_Task to complete_. Omit the images, then output each of the records below exactly.
═══ Exercise data
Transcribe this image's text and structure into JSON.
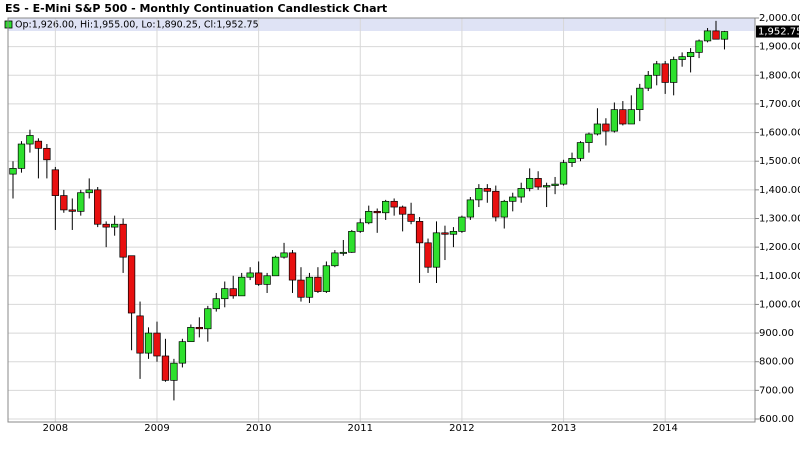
{
  "chart_data": {
    "type": "candlestick",
    "title": "ES - E-Mini S&P 500 - Monthly Continuation Candlestick Chart",
    "legend_label": "Op:1,926.00, Hi:1,955.00, Lo:1,890.25, Cl:1,952.75",
    "last_price_label": "1,952.75",
    "up_color": "#2ee02e",
    "down_color": "#e81010",
    "grid": true,
    "categories": [
      null,
      null,
      null,
      null,
      null,
      "2008",
      null,
      null,
      null,
      null,
      null,
      null,
      null,
      null,
      null,
      null,
      null,
      "2009",
      null,
      null,
      null,
      null,
      null,
      null,
      null,
      null,
      null,
      null,
      null,
      "2010",
      null,
      null,
      null,
      null,
      null,
      null,
      null,
      null,
      null,
      null,
      null,
      "2011",
      null,
      null,
      null,
      null,
      null,
      null,
      null,
      null,
      null,
      null,
      null,
      "2012",
      null,
      null,
      null,
      null,
      null,
      null,
      null,
      null,
      null,
      null,
      null,
      "2013",
      null,
      null,
      null,
      null,
      null,
      null,
      null,
      null,
      null,
      null,
      null,
      "2014",
      null,
      null,
      null,
      null,
      null,
      null,
      null
    ],
    "open": [
      1455,
      1475,
      1560,
      1570,
      1545,
      1470,
      1380,
      1330,
      1325,
      1390,
      1400,
      1280,
      1270,
      1280,
      1170,
      960,
      830,
      900,
      820,
      735,
      795,
      870,
      920,
      915,
      985,
      1020,
      1055,
      1030,
      1095,
      1110,
      1070,
      1100,
      1165,
      1180,
      1085,
      1025,
      1095,
      1045,
      1135,
      1178,
      1182,
      1255,
      1285,
      1325,
      1320,
      1360,
      1340,
      1315,
      1290,
      1215,
      1130,
      1250,
      1245,
      1255,
      1305,
      1365,
      1405,
      1395,
      1305,
      1360,
      1375,
      1405,
      1440,
      1410,
      1415,
      1420,
      1495,
      1510,
      1565,
      1595,
      1630,
      1605,
      1680,
      1630,
      1680,
      1755,
      1800,
      1840,
      1775,
      1855,
      1865,
      1880,
      1920,
      1955,
      1926
    ],
    "high": [
      1500,
      1570,
      1610,
      1580,
      1560,
      1480,
      1400,
      1370,
      1400,
      1440,
      1410,
      1290,
      1310,
      1300,
      1170,
      1010,
      920,
      940,
      880,
      810,
      880,
      930,
      955,
      995,
      1040,
      1080,
      1100,
      1110,
      1130,
      1150,
      1110,
      1170,
      1215,
      1190,
      1130,
      1110,
      1130,
      1150,
      1190,
      1225,
      1260,
      1300,
      1345,
      1335,
      1365,
      1370,
      1345,
      1355,
      1305,
      1230,
      1290,
      1275,
      1270,
      1310,
      1375,
      1420,
      1420,
      1415,
      1365,
      1390,
      1425,
      1475,
      1465,
      1425,
      1445,
      1505,
      1530,
      1570,
      1600,
      1685,
      1650,
      1705,
      1710,
      1730,
      1770,
      1815,
      1850,
      1850,
      1865,
      1880,
      1895,
      1925,
      1965,
      1990,
      1955
    ],
    "low": [
      1370,
      1460,
      1530,
      1440,
      1440,
      1260,
      1320,
      1260,
      1310,
      1370,
      1270,
      1200,
      1240,
      1110,
      840,
      740,
      810,
      800,
      730,
      665,
      780,
      870,
      885,
      870,
      975,
      990,
      1020,
      1030,
      1085,
      1065,
      1040,
      1100,
      1160,
      1040,
      1010,
      1005,
      1040,
      1040,
      1130,
      1170,
      1180,
      1250,
      1280,
      1250,
      1295,
      1310,
      1255,
      1280,
      1075,
      1110,
      1075,
      1155,
      1200,
      1250,
      1295,
      1340,
      1355,
      1290,
      1265,
      1325,
      1355,
      1395,
      1400,
      1340,
      1385,
      1415,
      1480,
      1500,
      1530,
      1590,
      1555,
      1600,
      1625,
      1630,
      1640,
      1745,
      1765,
      1735,
      1730,
      1830,
      1810,
      1860,
      1915,
      1925,
      1890.25
    ],
    "close": [
      1475,
      1560,
      1590,
      1545,
      1505,
      1380,
      1330,
      1325,
      1390,
      1400,
      1280,
      1270,
      1280,
      1165,
      970,
      830,
      900,
      820,
      735,
      795,
      870,
      920,
      915,
      985,
      1020,
      1055,
      1030,
      1095,
      1110,
      1070,
      1100,
      1165,
      1180,
      1085,
      1025,
      1095,
      1045,
      1135,
      1180,
      1182,
      1255,
      1285,
      1325,
      1320,
      1360,
      1340,
      1315,
      1290,
      1215,
      1130,
      1250,
      1245,
      1255,
      1305,
      1365,
      1405,
      1395,
      1305,
      1360,
      1375,
      1405,
      1440,
      1410,
      1415,
      1420,
      1495,
      1510,
      1565,
      1595,
      1630,
      1605,
      1680,
      1630,
      1680,
      1755,
      1800,
      1840,
      1775,
      1855,
      1865,
      1880,
      1920,
      1955,
      1926,
      1952.75
    ],
    "ylim": [
      600,
      2000
    ],
    "yticks": [
      {
        "value": 600,
        "label": "600.00"
      },
      {
        "value": 700,
        "label": "700.00"
      },
      {
        "value": 800,
        "label": "800.00"
      },
      {
        "value": 900,
        "label": "900.00"
      },
      {
        "value": 1000,
        "label": "1,000.00"
      },
      {
        "value": 1100,
        "label": "1,100.00"
      },
      {
        "value": 1200,
        "label": "1,200.00"
      },
      {
        "value": 1300,
        "label": "1,300.00"
      },
      {
        "value": 1400,
        "label": "1,400.00"
      },
      {
        "value": 1500,
        "label": "1,500.00"
      },
      {
        "value": 1600,
        "label": "1,600.00"
      },
      {
        "value": 1700,
        "label": "1,700.00"
      },
      {
        "value": 1800,
        "label": "1,800.00"
      },
      {
        "value": 1900,
        "label": "1,900.00"
      },
      {
        "value": 2000,
        "label": "2,000.00"
      }
    ]
  }
}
══════
_Task output_.
Transcribe this image's text and structure into JSON.
{
  "chart_data": {
    "type": "candlestick",
    "title": "ES - E-Mini S&P 500 - Monthly Continuation Candlestick Chart",
    "legend_label": "Op:1,926.00, Hi:1,955.00, Lo:1,890.25, Cl:1,952.75",
    "last_price_label": "1,952.75",
    "up_color": "#2ee02e",
    "down_color": "#e81010",
    "grid": true,
    "categories": [
      null,
      null,
      null,
      null,
      null,
      "2008",
      null,
      null,
      null,
      null,
      null,
      null,
      null,
      null,
      null,
      null,
      null,
      "2009",
      null,
      null,
      null,
      null,
      null,
      null,
      null,
      null,
      null,
      null,
      null,
      "2010",
      null,
      null,
      null,
      null,
      null,
      null,
      null,
      null,
      null,
      null,
      null,
      "2011",
      null,
      null,
      null,
      null,
      null,
      null,
      null,
      null,
      null,
      null,
      null,
      "2012",
      null,
      null,
      null,
      null,
      null,
      null,
      null,
      null,
      null,
      null,
      null,
      "2013",
      null,
      null,
      null,
      null,
      null,
      null,
      null,
      null,
      null,
      null,
      null,
      "2014",
      null,
      null,
      null,
      null,
      null,
      null,
      null
    ],
    "open": [
      1455,
      1475,
      1560,
      1570,
      1545,
      1470,
      1380,
      1330,
      1325,
      1390,
      1400,
      1280,
      1270,
      1280,
      1170,
      960,
      830,
      900,
      820,
      735,
      795,
      870,
      920,
      915,
      985,
      1020,
      1055,
      1030,
      1095,
      1110,
      1070,
      1100,
      1165,
      1180,
      1085,
      1025,
      1095,
      1045,
      1135,
      1178,
      1182,
      1255,
      1285,
      1325,
      1320,
      1360,
      1340,
      1315,
      1290,
      1215,
      1130,
      1250,
      1245,
      1255,
      1305,
      1365,
      1405,
      1395,
      1305,
      1360,
      1375,
      1405,
      1440,
      1410,
      1415,
      1420,
      1495,
      1510,
      1565,
      1595,
      1630,
      1605,
      1680,
      1630,
      1680,
      1755,
      1800,
      1840,
      1775,
      1855,
      1865,
      1880,
      1920,
      1955,
      1926
    ],
    "high": [
      1500,
      1570,
      1610,
      1580,
      1560,
      1480,
      1400,
      1370,
      1400,
      1440,
      1410,
      1290,
      1310,
      1300,
      1170,
      1010,
      920,
      940,
      880,
      810,
      880,
      930,
      955,
      995,
      1040,
      1080,
      1100,
      1110,
      1130,
      1150,
      1110,
      1170,
      1215,
      1190,
      1130,
      1110,
      1130,
      1150,
      1190,
      1225,
      1260,
      1300,
      1345,
      1335,
      1365,
      1370,
      1345,
      1355,
      1305,
      1230,
      1290,
      1275,
      1270,
      1310,
      1375,
      1420,
      1420,
      1415,
      1365,
      1390,
      1425,
      1475,
      1465,
      1425,
      1445,
      1505,
      1530,
      1570,
      1600,
      1685,
      1650,
      1705,
      1710,
      1730,
      1770,
      1815,
      1850,
      1850,
      1865,
      1880,
      1895,
      1925,
      1965,
      1990,
      1955
    ],
    "low": [
      1370,
      1460,
      1530,
      1440,
      1440,
      1260,
      1320,
      1260,
      1310,
      1370,
      1270,
      1200,
      1240,
      1110,
      840,
      740,
      810,
      800,
      730,
      665,
      780,
      870,
      885,
      870,
      975,
      990,
      1020,
      1030,
      1085,
      1065,
      1040,
      1100,
      1160,
      1040,
      1010,
      1005,
      1040,
      1040,
      1130,
      1170,
      1180,
      1250,
      1280,
      1250,
      1295,
      1310,
      1255,
      1280,
      1075,
      1110,
      1075,
      1155,
      1200,
      1250,
      1295,
      1340,
      1355,
      1290,
      1265,
      1325,
      1355,
      1395,
      1400,
      1340,
      1385,
      1415,
      1480,
      1500,
      1530,
      1590,
      1555,
      1600,
      1625,
      1630,
      1640,
      1745,
      1765,
      1735,
      1730,
      1830,
      1810,
      1860,
      1915,
      1925,
      1890.25
    ],
    "close": [
      1475,
      1560,
      1590,
      1545,
      1505,
      1380,
      1330,
      1325,
      1390,
      1400,
      1280,
      1270,
      1280,
      1165,
      970,
      830,
      900,
      820,
      735,
      795,
      870,
      920,
      915,
      985,
      1020,
      1055,
      1030,
      1095,
      1110,
      1070,
      1100,
      1165,
      1180,
      1085,
      1025,
      1095,
      1045,
      1135,
      1180,
      1182,
      1255,
      1285,
      1325,
      1320,
      1360,
      1340,
      1315,
      1290,
      1215,
      1130,
      1250,
      1245,
      1255,
      1305,
      1365,
      1405,
      1395,
      1305,
      1360,
      1375,
      1405,
      1440,
      1410,
      1415,
      1420,
      1495,
      1510,
      1565,
      1595,
      1630,
      1605,
      1680,
      1630,
      1680,
      1755,
      1800,
      1840,
      1775,
      1855,
      1865,
      1880,
      1920,
      1955,
      1926,
      1952.75
    ],
    "ylim": [
      600,
      2000
    ],
    "yticks": [
      {
        "value": 600,
        "label": "600.00"
      },
      {
        "value": 700,
        "label": "700.00"
      },
      {
        "value": 800,
        "label": "800.00"
      },
      {
        "value": 900,
        "label": "900.00"
      },
      {
        "value": 1000,
        "label": "1,000.00"
      },
      {
        "value": 1100,
        "label": "1,100.00"
      },
      {
        "value": 1200,
        "label": "1,200.00"
      },
      {
        "value": 1300,
        "label": "1,300.00"
      },
      {
        "value": 1400,
        "label": "1,400.00"
      },
      {
        "value": 1500,
        "label": "1,500.00"
      },
      {
        "value": 1600,
        "label": "1,600.00"
      },
      {
        "value": 1700,
        "label": "1,700.00"
      },
      {
        "value": 1800,
        "label": "1,800.00"
      },
      {
        "value": 1900,
        "label": "1,900.00"
      },
      {
        "value": 2000,
        "label": "2,000.00"
      }
    ]
  }
}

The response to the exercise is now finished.